[BRIEF] Copy the listing below, changing every "lock-icon" to "padlock-icon" and keeping everything else the same.

[Stored data]
--- start ---
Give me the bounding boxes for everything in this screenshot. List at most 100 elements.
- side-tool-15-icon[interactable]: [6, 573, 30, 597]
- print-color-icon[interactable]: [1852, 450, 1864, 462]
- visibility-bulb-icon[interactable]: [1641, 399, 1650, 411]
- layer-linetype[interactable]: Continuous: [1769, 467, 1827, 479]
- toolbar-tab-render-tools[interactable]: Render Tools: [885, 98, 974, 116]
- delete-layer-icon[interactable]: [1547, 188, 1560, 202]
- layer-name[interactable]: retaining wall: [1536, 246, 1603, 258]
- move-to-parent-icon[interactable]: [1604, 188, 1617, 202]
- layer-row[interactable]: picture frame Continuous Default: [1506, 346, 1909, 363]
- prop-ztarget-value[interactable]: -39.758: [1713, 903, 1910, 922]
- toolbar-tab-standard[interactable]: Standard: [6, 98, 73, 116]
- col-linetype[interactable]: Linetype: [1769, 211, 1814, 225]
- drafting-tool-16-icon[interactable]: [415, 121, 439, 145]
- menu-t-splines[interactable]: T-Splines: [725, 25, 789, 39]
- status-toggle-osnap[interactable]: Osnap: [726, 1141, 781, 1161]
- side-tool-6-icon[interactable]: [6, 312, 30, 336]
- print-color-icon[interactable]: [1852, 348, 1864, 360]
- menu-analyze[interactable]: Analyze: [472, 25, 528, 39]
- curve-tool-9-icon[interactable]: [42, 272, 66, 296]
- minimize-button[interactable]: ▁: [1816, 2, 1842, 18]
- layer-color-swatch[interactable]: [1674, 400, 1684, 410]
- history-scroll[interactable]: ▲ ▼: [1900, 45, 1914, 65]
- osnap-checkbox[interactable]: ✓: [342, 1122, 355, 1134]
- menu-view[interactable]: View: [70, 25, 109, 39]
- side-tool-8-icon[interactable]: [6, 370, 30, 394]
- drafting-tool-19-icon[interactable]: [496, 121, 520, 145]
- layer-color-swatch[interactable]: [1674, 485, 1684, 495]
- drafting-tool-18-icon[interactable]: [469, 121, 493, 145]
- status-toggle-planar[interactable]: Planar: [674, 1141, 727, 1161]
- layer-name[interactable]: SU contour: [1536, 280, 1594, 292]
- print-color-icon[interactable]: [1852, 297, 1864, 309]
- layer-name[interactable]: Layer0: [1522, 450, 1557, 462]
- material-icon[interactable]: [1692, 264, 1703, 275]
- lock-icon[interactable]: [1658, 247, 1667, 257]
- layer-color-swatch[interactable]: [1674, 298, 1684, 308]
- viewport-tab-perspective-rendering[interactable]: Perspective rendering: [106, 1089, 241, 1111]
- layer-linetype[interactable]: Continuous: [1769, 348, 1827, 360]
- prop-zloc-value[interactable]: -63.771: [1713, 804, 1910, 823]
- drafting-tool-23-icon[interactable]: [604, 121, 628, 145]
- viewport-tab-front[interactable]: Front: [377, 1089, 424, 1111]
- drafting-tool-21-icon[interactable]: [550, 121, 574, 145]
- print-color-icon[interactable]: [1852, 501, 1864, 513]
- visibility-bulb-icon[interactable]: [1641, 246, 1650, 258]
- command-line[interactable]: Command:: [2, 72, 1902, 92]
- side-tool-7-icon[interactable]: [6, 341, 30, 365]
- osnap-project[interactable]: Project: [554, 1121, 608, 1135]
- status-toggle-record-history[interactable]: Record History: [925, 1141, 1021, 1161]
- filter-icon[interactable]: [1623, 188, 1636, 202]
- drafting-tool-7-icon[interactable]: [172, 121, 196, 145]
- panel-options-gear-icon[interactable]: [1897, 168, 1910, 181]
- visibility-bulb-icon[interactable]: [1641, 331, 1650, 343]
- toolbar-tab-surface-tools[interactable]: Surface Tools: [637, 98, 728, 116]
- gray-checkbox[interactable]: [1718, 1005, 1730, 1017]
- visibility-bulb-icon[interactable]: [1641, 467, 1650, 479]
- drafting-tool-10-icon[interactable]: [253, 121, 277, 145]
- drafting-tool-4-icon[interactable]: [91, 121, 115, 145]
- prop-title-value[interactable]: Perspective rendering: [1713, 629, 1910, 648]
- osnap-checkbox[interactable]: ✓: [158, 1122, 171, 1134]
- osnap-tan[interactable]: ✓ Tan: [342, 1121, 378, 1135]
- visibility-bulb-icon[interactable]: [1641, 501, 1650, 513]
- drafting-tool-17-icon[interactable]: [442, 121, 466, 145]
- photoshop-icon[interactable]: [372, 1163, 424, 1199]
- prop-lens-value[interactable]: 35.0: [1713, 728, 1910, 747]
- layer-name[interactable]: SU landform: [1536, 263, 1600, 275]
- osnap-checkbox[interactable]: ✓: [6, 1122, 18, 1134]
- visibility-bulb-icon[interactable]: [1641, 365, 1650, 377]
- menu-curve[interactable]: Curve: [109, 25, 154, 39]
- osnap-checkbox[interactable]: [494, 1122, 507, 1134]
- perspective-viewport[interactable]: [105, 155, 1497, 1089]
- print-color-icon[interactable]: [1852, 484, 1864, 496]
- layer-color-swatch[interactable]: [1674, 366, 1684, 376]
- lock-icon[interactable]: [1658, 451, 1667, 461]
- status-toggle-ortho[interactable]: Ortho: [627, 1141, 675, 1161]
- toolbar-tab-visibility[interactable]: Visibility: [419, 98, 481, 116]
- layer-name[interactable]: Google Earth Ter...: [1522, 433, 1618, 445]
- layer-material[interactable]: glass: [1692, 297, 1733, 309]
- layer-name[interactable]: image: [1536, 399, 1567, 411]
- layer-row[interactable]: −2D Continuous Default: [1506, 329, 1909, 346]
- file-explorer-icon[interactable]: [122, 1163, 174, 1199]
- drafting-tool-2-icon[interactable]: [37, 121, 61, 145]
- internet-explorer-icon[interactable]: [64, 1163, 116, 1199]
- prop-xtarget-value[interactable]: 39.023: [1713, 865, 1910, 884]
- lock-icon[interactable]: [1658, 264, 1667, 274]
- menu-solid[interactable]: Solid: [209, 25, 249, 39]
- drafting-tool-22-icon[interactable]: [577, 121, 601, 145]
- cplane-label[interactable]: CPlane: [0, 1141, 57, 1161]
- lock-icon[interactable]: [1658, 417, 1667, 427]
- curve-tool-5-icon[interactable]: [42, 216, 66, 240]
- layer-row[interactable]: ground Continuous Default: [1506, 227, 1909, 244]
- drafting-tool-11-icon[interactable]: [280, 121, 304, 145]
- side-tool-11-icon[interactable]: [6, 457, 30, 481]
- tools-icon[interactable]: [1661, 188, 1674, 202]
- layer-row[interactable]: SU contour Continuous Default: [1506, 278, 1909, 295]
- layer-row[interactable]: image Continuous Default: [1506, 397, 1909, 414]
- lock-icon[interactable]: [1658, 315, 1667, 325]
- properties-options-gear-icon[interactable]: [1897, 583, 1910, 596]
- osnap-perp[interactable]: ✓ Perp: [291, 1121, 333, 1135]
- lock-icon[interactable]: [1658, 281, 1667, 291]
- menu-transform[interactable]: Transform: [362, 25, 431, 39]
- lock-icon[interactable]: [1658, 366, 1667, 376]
--- end ---
[TASK RESULT]
Give me the bounding boxes for everything in this screenshot. List at most 100 elements.
- side-tool-15-icon[interactable]: [6, 573, 30, 597]
- print-color-icon[interactable]: [1852, 450, 1864, 462]
- visibility-bulb-icon[interactable]: [1641, 399, 1650, 411]
- layer-linetype[interactable]: Continuous: [1769, 467, 1827, 479]
- toolbar-tab-render-tools[interactable]: Render Tools: [885, 98, 974, 116]
- delete-layer-icon[interactable]: [1547, 188, 1560, 202]
- layer-name[interactable]: retaining wall: [1536, 246, 1603, 258]
- move-to-parent-icon[interactable]: [1604, 188, 1617, 202]
- layer-row[interactable]: picture frame Continuous Default: [1506, 346, 1909, 363]
- prop-ztarget-value[interactable]: -39.758: [1713, 903, 1910, 922]
- toolbar-tab-standard[interactable]: Standard: [6, 98, 73, 116]
- col-linetype[interactable]: Linetype: [1769, 211, 1814, 225]
- drafting-tool-16-icon[interactable]: [415, 121, 439, 145]
- menu-t-splines[interactable]: T-Splines: [725, 25, 789, 39]
- status-toggle-osnap[interactable]: Osnap: [726, 1141, 781, 1161]
- side-tool-6-icon[interactable]: [6, 312, 30, 336]
- print-color-icon[interactable]: [1852, 348, 1864, 360]
- menu-analyze[interactable]: Analyze: [472, 25, 528, 39]
- curve-tool-9-icon[interactable]: [42, 272, 66, 296]
- minimize-button[interactable]: ▁: [1816, 2, 1842, 18]
- layer-color-swatch[interactable]: [1674, 400, 1684, 410]
- history-scroll[interactable]: ▲ ▼: [1900, 45, 1914, 65]
- osnap-checkbox[interactable]: ✓: [342, 1122, 355, 1134]
- menu-view[interactable]: View: [70, 25, 109, 39]
- side-tool-8-icon[interactable]: [6, 370, 30, 394]
- drafting-tool-19-icon[interactable]: [496, 121, 520, 145]
- layer-color-swatch[interactable]: [1674, 485, 1684, 495]
- drafting-tool-18-icon[interactable]: [469, 121, 493, 145]
- status-toggle-planar[interactable]: Planar: [674, 1141, 727, 1161]
- layer-name[interactable]: SU contour: [1536, 280, 1594, 292]
- print-color-icon[interactable]: [1852, 297, 1864, 309]
- layer-name[interactable]: Layer0: [1522, 450, 1557, 462]
- material-icon[interactable]: [1692, 264, 1703, 275]
- padlock-icon[interactable]: [1658, 247, 1667, 257]
- layer-color-swatch[interactable]: [1674, 298, 1684, 308]
- viewport-tab-perspective-rendering[interactable]: Perspective rendering: [106, 1089, 241, 1111]
- layer-linetype[interactable]: Continuous: [1769, 348, 1827, 360]
- prop-zloc-value[interactable]: -63.771: [1713, 804, 1910, 823]
- drafting-tool-23-icon[interactable]: [604, 121, 628, 145]
- viewport-tab-front[interactable]: Front: [377, 1089, 424, 1111]
- drafting-tool-21-icon[interactable]: [550, 121, 574, 145]
- print-color-icon[interactable]: [1852, 501, 1864, 513]
- visibility-bulb-icon[interactable]: [1641, 246, 1650, 258]
- command-line[interactable]: Command:: [2, 72, 1902, 92]
- side-tool-7-icon[interactable]: [6, 341, 30, 365]
- osnap-project[interactable]: Project: [554, 1121, 608, 1135]
- status-toggle-record-history[interactable]: Record History: [925, 1141, 1021, 1161]
- filter-icon[interactable]: [1623, 188, 1636, 202]
- drafting-tool-7-icon[interactable]: [172, 121, 196, 145]
- panel-options-gear-icon[interactable]: [1897, 168, 1910, 181]
- visibility-bulb-icon[interactable]: [1641, 331, 1650, 343]
- toolbar-tab-surface-tools[interactable]: Surface Tools: [637, 98, 728, 116]
- gray-checkbox[interactable]: [1718, 1005, 1730, 1017]
- visibility-bulb-icon[interactable]: [1641, 467, 1650, 479]
- drafting-tool-10-icon[interactable]: [253, 121, 277, 145]
- drafting-tool-4-icon[interactable]: [91, 121, 115, 145]
- prop-title-value[interactable]: Perspective rendering: [1713, 629, 1910, 648]
- osnap-checkbox[interactable]: ✓: [158, 1122, 171, 1134]
- osnap-tan[interactable]: ✓ Tan: [342, 1121, 378, 1135]
- visibility-bulb-icon[interactable]: [1641, 501, 1650, 513]
- drafting-tool-17-icon[interactable]: [442, 121, 466, 145]
- photoshop-icon[interactable]: [372, 1163, 424, 1199]
- prop-lens-value[interactable]: 35.0: [1713, 728, 1910, 747]
- layer-name[interactable]: SU landform: [1536, 263, 1600, 275]
- osnap-checkbox[interactable]: ✓: [6, 1122, 18, 1134]
- visibility-bulb-icon[interactable]: [1641, 365, 1650, 377]
- menu-curve[interactable]: Curve: [109, 25, 154, 39]
- osnap-checkbox[interactable]: [494, 1122, 507, 1134]
- perspective-viewport[interactable]: [105, 155, 1497, 1089]
- print-color-icon[interactable]: [1852, 484, 1864, 496]
- layer-color-swatch[interactable]: [1674, 366, 1684, 376]
- padlock-icon[interactable]: [1658, 451, 1667, 461]
- status-toggle-ortho[interactable]: Ortho: [627, 1141, 675, 1161]
- toolbar-tab-visibility[interactable]: Visibility: [419, 98, 481, 116]
- layer-name[interactable]: Google Earth Ter...: [1522, 433, 1618, 445]
- layer-material[interactable]: glass: [1692, 297, 1733, 309]
- layer-name[interactable]: image: [1536, 399, 1567, 411]
- layer-row[interactable]: −2D Continuous Default: [1506, 329, 1909, 346]
- file-explorer-icon[interactable]: [122, 1163, 174, 1199]
- drafting-tool-2-icon[interactable]: [37, 121, 61, 145]
- internet-explorer-icon[interactable]: [64, 1163, 116, 1199]
- prop-xtarget-value[interactable]: 39.023: [1713, 865, 1910, 884]
- padlock-icon[interactable]: [1658, 264, 1667, 274]
- menu-solid[interactable]: Solid: [209, 25, 249, 39]
- drafting-tool-22-icon[interactable]: [577, 121, 601, 145]
- cplane-label[interactable]: CPlane: [0, 1141, 57, 1161]
- padlock-icon[interactable]: [1658, 417, 1667, 427]
- curve-tool-5-icon[interactable]: [42, 216, 66, 240]
- layer-row[interactable]: ground Continuous Default: [1506, 227, 1909, 244]
- drafting-tool-11-icon[interactable]: [280, 121, 304, 145]
- side-tool-11-icon[interactable]: [6, 457, 30, 481]
- tools-icon[interactable]: [1661, 188, 1674, 202]
- layer-row[interactable]: SU contour Continuous Default: [1506, 278, 1909, 295]
- layer-row[interactable]: image Continuous Default: [1506, 397, 1909, 414]
- padlock-icon[interactable]: [1658, 315, 1667, 325]
- properties-options-gear-icon[interactable]: [1897, 583, 1910, 596]
- osnap-perp[interactable]: ✓ Perp: [291, 1121, 333, 1135]
- padlock-icon[interactable]: [1658, 281, 1667, 291]
- menu-transform[interactable]: Transform: [362, 25, 431, 39]
- padlock-icon[interactable]: [1658, 366, 1667, 376]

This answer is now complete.